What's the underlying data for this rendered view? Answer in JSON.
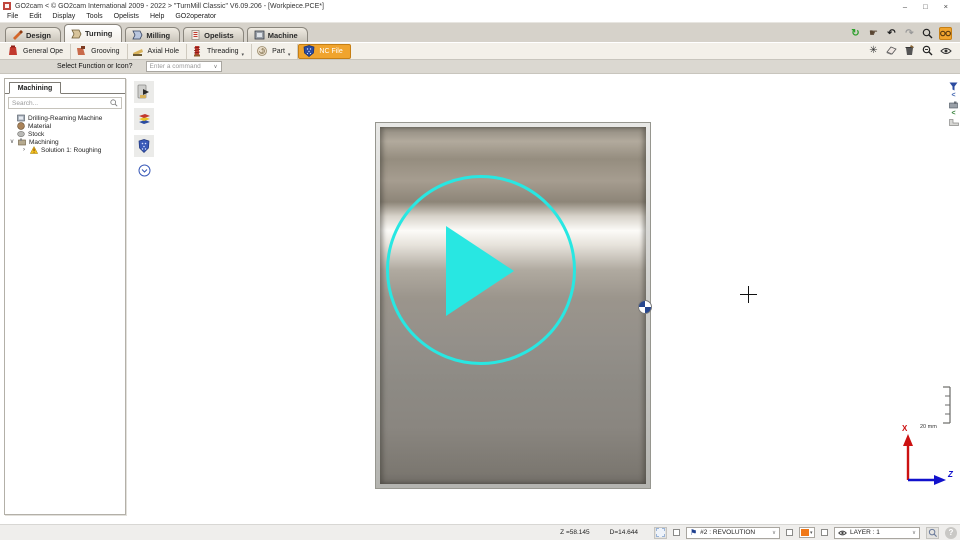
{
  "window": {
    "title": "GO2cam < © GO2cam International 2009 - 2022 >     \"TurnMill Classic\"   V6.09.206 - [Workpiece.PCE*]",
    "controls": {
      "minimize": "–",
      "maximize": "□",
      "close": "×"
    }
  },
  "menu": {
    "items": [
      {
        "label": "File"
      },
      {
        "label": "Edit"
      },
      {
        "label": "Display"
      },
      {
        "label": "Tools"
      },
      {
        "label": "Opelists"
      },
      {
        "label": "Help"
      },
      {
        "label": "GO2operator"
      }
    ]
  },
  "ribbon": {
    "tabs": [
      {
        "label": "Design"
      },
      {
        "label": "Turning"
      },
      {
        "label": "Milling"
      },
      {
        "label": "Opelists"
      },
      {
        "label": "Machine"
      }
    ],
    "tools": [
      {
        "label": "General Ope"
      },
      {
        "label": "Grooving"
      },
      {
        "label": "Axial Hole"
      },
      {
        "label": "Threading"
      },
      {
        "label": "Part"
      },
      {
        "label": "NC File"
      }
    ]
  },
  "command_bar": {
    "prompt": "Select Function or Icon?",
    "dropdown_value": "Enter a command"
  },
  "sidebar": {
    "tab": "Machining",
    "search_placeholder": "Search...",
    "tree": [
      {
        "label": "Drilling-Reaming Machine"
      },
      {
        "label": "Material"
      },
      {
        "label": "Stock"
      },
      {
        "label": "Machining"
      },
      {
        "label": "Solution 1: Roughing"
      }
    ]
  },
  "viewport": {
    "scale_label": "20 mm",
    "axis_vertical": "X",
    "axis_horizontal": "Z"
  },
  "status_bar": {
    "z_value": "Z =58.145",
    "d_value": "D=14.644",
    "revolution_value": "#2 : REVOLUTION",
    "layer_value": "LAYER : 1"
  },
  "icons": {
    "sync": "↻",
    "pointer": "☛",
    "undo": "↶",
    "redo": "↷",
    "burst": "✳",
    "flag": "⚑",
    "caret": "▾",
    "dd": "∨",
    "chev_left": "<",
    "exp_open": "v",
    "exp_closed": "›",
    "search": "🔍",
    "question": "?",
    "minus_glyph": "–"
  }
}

--

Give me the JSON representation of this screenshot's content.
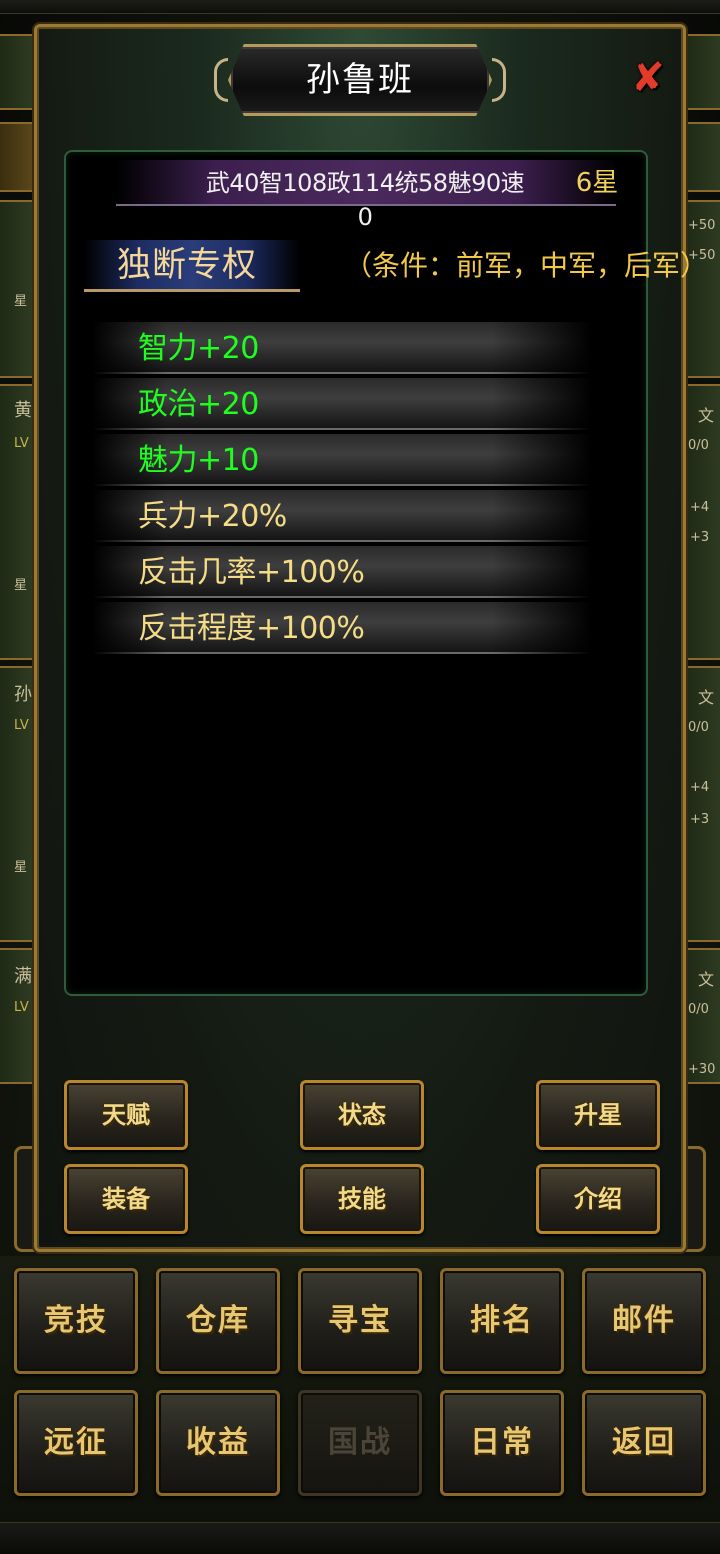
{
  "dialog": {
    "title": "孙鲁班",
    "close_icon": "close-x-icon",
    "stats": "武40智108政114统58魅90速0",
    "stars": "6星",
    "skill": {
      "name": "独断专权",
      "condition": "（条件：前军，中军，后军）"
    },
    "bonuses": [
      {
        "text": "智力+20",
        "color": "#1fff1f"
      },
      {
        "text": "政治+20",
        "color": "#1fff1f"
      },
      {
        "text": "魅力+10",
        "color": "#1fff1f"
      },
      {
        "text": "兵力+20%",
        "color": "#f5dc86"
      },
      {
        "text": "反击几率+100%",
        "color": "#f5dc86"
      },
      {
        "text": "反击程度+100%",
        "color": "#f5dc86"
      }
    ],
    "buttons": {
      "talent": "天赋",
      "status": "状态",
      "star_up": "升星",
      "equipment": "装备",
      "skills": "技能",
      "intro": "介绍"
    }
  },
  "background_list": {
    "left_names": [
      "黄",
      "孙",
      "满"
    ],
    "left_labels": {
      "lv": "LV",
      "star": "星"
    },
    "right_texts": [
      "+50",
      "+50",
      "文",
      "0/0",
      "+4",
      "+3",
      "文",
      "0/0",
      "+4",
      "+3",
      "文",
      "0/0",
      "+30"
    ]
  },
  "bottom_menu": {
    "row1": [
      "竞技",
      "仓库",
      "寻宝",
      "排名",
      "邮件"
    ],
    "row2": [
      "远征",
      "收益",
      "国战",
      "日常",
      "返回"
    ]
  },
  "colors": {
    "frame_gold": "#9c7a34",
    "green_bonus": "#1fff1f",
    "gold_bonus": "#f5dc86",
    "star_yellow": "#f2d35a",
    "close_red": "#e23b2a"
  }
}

▶ _Directive_
Among the records above, find each line holding the string "title" and pull it out.

▶ _Answer to the task_
    "title": "GO2cam < © GO2cam International 2009 - 2022 >     \"TurnMill Classic\"   V6.09.206 - [Workpiece.PCE*]",
    "title": "孙鲁班",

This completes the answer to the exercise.